### DATA RECORDS
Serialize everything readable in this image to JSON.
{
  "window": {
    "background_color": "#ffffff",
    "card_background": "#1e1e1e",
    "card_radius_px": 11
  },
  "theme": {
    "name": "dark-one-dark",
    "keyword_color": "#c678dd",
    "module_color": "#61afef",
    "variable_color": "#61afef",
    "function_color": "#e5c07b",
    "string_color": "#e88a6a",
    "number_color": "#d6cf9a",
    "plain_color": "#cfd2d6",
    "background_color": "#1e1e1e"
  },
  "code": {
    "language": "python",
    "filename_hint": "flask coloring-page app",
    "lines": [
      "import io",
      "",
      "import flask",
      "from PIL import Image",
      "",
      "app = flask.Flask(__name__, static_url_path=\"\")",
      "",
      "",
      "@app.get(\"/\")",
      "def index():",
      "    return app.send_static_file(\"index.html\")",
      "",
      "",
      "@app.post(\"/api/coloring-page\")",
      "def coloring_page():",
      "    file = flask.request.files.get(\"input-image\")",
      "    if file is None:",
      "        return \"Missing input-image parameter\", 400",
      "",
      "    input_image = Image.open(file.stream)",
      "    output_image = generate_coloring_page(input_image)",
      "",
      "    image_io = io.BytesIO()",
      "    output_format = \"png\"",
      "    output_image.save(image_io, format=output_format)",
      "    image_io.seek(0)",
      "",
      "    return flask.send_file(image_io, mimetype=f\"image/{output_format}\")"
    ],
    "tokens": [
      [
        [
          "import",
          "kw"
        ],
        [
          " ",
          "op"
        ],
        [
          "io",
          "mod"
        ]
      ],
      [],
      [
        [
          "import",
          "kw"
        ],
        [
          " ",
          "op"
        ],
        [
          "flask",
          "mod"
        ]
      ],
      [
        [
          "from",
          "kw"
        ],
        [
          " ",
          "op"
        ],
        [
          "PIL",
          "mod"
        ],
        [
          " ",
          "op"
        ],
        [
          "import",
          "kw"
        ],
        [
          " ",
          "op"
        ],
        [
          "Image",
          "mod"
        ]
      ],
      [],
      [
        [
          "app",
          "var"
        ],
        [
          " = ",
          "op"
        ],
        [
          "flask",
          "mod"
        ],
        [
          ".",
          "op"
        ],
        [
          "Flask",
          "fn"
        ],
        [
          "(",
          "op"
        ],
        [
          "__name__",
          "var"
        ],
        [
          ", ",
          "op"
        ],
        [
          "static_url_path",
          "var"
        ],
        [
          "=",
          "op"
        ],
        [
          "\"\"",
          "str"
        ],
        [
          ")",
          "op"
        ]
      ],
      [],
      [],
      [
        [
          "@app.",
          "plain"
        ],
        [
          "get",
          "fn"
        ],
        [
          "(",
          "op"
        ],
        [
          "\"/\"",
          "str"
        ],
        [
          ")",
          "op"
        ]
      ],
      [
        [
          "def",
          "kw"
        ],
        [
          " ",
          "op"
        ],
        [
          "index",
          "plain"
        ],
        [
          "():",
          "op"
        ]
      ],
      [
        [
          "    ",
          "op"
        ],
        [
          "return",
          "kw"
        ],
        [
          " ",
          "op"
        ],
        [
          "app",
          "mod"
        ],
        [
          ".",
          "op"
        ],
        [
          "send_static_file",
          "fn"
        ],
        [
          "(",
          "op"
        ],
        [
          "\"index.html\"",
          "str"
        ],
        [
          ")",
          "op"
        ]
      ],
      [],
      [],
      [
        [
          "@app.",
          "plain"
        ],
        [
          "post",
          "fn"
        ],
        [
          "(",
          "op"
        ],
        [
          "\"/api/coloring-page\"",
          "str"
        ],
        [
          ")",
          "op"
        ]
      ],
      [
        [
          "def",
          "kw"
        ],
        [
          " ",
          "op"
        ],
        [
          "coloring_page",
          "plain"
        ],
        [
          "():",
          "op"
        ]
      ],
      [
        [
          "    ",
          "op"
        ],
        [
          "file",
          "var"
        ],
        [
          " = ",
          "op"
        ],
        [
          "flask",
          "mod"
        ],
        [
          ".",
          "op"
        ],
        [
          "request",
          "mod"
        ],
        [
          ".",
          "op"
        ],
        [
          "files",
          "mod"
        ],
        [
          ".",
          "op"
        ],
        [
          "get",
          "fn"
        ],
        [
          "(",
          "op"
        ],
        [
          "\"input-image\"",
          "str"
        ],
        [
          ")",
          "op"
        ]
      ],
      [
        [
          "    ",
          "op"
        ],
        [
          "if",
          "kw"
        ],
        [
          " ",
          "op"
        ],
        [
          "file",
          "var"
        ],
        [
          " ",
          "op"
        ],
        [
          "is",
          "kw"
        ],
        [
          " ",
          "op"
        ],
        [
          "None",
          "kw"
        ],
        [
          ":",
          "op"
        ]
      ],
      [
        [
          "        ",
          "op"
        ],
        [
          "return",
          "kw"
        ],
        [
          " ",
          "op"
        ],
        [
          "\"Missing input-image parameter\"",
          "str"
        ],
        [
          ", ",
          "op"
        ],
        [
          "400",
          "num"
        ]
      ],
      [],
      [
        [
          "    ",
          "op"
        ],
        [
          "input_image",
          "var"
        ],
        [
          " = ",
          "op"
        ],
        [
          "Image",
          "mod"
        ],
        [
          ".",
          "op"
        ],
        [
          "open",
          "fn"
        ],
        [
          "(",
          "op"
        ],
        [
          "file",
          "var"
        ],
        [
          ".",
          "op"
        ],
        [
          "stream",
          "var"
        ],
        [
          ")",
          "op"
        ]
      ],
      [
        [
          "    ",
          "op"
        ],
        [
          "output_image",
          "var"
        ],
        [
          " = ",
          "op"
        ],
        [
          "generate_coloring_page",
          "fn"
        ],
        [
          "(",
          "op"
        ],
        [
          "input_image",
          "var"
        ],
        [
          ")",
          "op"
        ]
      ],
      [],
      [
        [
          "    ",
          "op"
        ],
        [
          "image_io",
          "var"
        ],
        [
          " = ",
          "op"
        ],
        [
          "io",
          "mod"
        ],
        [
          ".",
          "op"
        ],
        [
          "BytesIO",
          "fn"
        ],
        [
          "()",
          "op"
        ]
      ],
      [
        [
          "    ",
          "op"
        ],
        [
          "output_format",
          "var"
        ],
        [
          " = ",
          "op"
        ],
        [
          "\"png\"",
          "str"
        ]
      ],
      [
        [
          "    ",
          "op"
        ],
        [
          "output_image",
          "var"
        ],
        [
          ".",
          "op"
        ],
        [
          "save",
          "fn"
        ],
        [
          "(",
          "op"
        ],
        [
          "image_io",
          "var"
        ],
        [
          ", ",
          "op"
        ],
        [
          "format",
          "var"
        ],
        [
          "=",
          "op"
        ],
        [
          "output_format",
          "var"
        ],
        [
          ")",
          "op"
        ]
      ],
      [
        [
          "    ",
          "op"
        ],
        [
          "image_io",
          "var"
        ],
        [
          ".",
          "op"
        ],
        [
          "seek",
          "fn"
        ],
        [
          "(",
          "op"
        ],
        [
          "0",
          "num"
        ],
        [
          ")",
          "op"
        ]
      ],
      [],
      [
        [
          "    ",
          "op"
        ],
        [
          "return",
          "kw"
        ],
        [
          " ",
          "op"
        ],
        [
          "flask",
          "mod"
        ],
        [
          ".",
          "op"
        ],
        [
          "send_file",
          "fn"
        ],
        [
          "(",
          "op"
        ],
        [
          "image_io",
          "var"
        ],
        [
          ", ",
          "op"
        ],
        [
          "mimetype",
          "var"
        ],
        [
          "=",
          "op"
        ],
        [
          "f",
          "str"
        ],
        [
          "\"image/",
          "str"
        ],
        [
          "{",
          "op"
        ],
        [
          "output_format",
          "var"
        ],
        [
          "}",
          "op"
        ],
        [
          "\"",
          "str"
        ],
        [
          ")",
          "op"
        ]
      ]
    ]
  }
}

### TASK REQUIREMENTS
Write out every line of the records exactly.

### THE COMPLETED TASK
Serialize everything readable in this image to JSON.
{
  "window": {
    "background_color": "#ffffff",
    "card_background": "#1e1e1e",
    "card_radius_px": 11
  },
  "theme": {
    "name": "dark-one-dark",
    "keyword_color": "#c678dd",
    "module_color": "#61afef",
    "variable_color": "#61afef",
    "function_color": "#e5c07b",
    "string_color": "#e88a6a",
    "number_color": "#d6cf9a",
    "plain_color": "#cfd2d6",
    "background_color": "#1e1e1e"
  },
  "code": {
    "language": "python",
    "filename_hint": "flask coloring-page app",
    "lines": [
      "import io",
      "",
      "import flask",
      "from PIL import Image",
      "",
      "app = flask.Flask(__name__, static_url_path=\"\")",
      "",
      "",
      "@app.get(\"/\")",
      "def index():",
      "    return app.send_static_file(\"index.html\")",
      "",
      "",
      "@app.post(\"/api/coloring-page\")",
      "def coloring_page():",
      "    file = flask.request.files.get(\"input-image\")",
      "    if file is None:",
      "        return \"Missing input-image parameter\", 400",
      "",
      "    input_image = Image.open(file.stream)",
      "    output_image = generate_coloring_page(input_image)",
      "",
      "    image_io = io.BytesIO()",
      "    output_format = \"png\"",
      "    output_image.save(image_io, format=output_format)",
      "    image_io.seek(0)",
      "",
      "    return flask.send_file(image_io, mimetype=f\"image/{output_format}\")"
    ],
    "tokens": [
      [
        [
          "import",
          "kw"
        ],
        [
          " ",
          "op"
        ],
        [
          "io",
          "mod"
        ]
      ],
      [],
      [
        [
          "import",
          "kw"
        ],
        [
          " ",
          "op"
        ],
        [
          "flask",
          "mod"
        ]
      ],
      [
        [
          "from",
          "kw"
        ],
        [
          " ",
          "op"
        ],
        [
          "PIL",
          "mod"
        ],
        [
          " ",
          "op"
        ],
        [
          "import",
          "kw"
        ],
        [
          " ",
          "op"
        ],
        [
          "Image",
          "mod"
        ]
      ],
      [],
      [
        [
          "app",
          "var"
        ],
        [
          " = ",
          "op"
        ],
        [
          "flask",
          "mod"
        ],
        [
          ".",
          "op"
        ],
        [
          "Flask",
          "fn"
        ],
        [
          "(",
          "op"
        ],
        [
          "__name__",
          "var"
        ],
        [
          ", ",
          "op"
        ],
        [
          "static_url_path",
          "var"
        ],
        [
          "=",
          "op"
        ],
        [
          "\"\"",
          "str"
        ],
        [
          ")",
          "op"
        ]
      ],
      [],
      [],
      [
        [
          "@app.",
          "plain"
        ],
        [
          "get",
          "fn"
        ],
        [
          "(",
          "op"
        ],
        [
          "\"/\"",
          "str"
        ],
        [
          ")",
          "op"
        ]
      ],
      [
        [
          "def",
          "kw"
        ],
        [
          " ",
          "op"
        ],
        [
          "index",
          "plain"
        ],
        [
          "():",
          "op"
        ]
      ],
      [
        [
          "    ",
          "op"
        ],
        [
          "return",
          "kw"
        ],
        [
          " ",
          "op"
        ],
        [
          "app",
          "mod"
        ],
        [
          ".",
          "op"
        ],
        [
          "send_static_file",
          "fn"
        ],
        [
          "(",
          "op"
        ],
        [
          "\"index.html\"",
          "str"
        ],
        [
          ")",
          "op"
        ]
      ],
      [],
      [],
      [
        [
          "@app.",
          "plain"
        ],
        [
          "post",
          "fn"
        ],
        [
          "(",
          "op"
        ],
        [
          "\"/api/coloring-page\"",
          "str"
        ],
        [
          ")",
          "op"
        ]
      ],
      [
        [
          "def",
          "kw"
        ],
        [
          " ",
          "op"
        ],
        [
          "coloring_page",
          "plain"
        ],
        [
          "():",
          "op"
        ]
      ],
      [
        [
          "    ",
          "op"
        ],
        [
          "file",
          "var"
        ],
        [
          " = ",
          "op"
        ],
        [
          "flask",
          "mod"
        ],
        [
          ".",
          "op"
        ],
        [
          "request",
          "mod"
        ],
        [
          ".",
          "op"
        ],
        [
          "files",
          "mod"
        ],
        [
          ".",
          "op"
        ],
        [
          "get",
          "fn"
        ],
        [
          "(",
          "op"
        ],
        [
          "\"input-image\"",
          "str"
        ],
        [
          ")",
          "op"
        ]
      ],
      [
        [
          "    ",
          "op"
        ],
        [
          "if",
          "kw"
        ],
        [
          " ",
          "op"
        ],
        [
          "file",
          "var"
        ],
        [
          " ",
          "op"
        ],
        [
          "is",
          "kw"
        ],
        [
          " ",
          "op"
        ],
        [
          "None",
          "kw"
        ],
        [
          ":",
          "op"
        ]
      ],
      [
        [
          "        ",
          "op"
        ],
        [
          "return",
          "kw"
        ],
        [
          " ",
          "op"
        ],
        [
          "\"Missing input-image parameter\"",
          "str"
        ],
        [
          ", ",
          "op"
        ],
        [
          "400",
          "num"
        ]
      ],
      [],
      [
        [
          "    ",
          "op"
        ],
        [
          "input_image",
          "var"
        ],
        [
          " = ",
          "op"
        ],
        [
          "Image",
          "mod"
        ],
        [
          ".",
          "op"
        ],
        [
          "open",
          "fn"
        ],
        [
          "(",
          "op"
        ],
        [
          "file",
          "var"
        ],
        [
          ".",
          "op"
        ],
        [
          "stream",
          "var"
        ],
        [
          ")",
          "op"
        ]
      ],
      [
        [
          "    ",
          "op"
        ],
        [
          "output_image",
          "var"
        ],
        [
          " = ",
          "op"
        ],
        [
          "generate_coloring_page",
          "fn"
        ],
        [
          "(",
          "op"
        ],
        [
          "input_image",
          "var"
        ],
        [
          ")",
          "op"
        ]
      ],
      [],
      [
        [
          "    ",
          "op"
        ],
        [
          "image_io",
          "var"
        ],
        [
          " = ",
          "op"
        ],
        [
          "io",
          "mod"
        ],
        [
          ".",
          "op"
        ],
        [
          "BytesIO",
          "fn"
        ],
        [
          "()",
          "op"
        ]
      ],
      [
        [
          "    ",
          "op"
        ],
        [
          "output_format",
          "var"
        ],
        [
          " = ",
          "op"
        ],
        [
          "\"png\"",
          "str"
        ]
      ],
      [
        [
          "    ",
          "op"
        ],
        [
          "output_image",
          "var"
        ],
        [
          ".",
          "op"
        ],
        [
          "save",
          "fn"
        ],
        [
          "(",
          "op"
        ],
        [
          "image_io",
          "var"
        ],
        [
          ", ",
          "op"
        ],
        [
          "format",
          "var"
        ],
        [
          "=",
          "op"
        ],
        [
          "output_format",
          "var"
        ],
        [
          ")",
          "op"
        ]
      ],
      [
        [
          "    ",
          "op"
        ],
        [
          "image_io",
          "var"
        ],
        [
          ".",
          "op"
        ],
        [
          "seek",
          "fn"
        ],
        [
          "(",
          "op"
        ],
        [
          "0",
          "num"
        ],
        [
          ")",
          "op"
        ]
      ],
      [],
      [
        [
          "    ",
          "op"
        ],
        [
          "return",
          "kw"
        ],
        [
          " ",
          "op"
        ],
        [
          "flask",
          "mod"
        ],
        [
          ".",
          "op"
        ],
        [
          "send_file",
          "fn"
        ],
        [
          "(",
          "op"
        ],
        [
          "image_io",
          "var"
        ],
        [
          ", ",
          "op"
        ],
        [
          "mimetype",
          "var"
        ],
        [
          "=",
          "op"
        ],
        [
          "f",
          "str"
        ],
        [
          "\"image/",
          "str"
        ],
        [
          "{",
          "op"
        ],
        [
          "output_format",
          "var"
        ],
        [
          "}",
          "op"
        ],
        [
          "\"",
          "str"
        ],
        [
          ")",
          "op"
        ]
      ]
    ]
  }
}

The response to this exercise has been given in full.